_Set task:_ Count the lines of the records below that contain the string "terminal", matching case exactly, and reply with only the number.

Data extracted from a collection:
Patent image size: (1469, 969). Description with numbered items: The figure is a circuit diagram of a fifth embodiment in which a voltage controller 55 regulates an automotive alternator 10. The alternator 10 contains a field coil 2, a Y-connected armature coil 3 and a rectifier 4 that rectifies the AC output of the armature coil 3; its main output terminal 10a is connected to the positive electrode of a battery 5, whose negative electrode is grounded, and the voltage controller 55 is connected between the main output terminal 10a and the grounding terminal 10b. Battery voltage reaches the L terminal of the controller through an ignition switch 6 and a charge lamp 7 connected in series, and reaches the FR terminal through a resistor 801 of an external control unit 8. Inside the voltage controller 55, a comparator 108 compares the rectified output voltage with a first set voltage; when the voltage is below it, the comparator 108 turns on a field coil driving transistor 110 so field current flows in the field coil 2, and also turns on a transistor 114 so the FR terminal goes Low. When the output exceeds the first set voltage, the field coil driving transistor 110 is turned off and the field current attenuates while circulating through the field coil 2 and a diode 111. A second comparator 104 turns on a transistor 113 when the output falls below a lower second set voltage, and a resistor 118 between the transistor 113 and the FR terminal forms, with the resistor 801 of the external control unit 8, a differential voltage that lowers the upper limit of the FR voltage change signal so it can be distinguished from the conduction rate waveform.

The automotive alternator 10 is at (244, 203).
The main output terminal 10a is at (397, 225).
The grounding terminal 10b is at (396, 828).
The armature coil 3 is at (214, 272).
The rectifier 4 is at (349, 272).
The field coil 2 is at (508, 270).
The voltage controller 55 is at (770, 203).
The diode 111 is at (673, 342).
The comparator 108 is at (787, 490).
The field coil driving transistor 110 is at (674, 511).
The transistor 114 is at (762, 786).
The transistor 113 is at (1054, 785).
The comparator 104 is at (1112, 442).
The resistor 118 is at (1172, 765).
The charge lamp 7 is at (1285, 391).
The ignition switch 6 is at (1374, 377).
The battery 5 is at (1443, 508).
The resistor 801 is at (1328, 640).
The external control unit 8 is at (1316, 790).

_Response:_ 3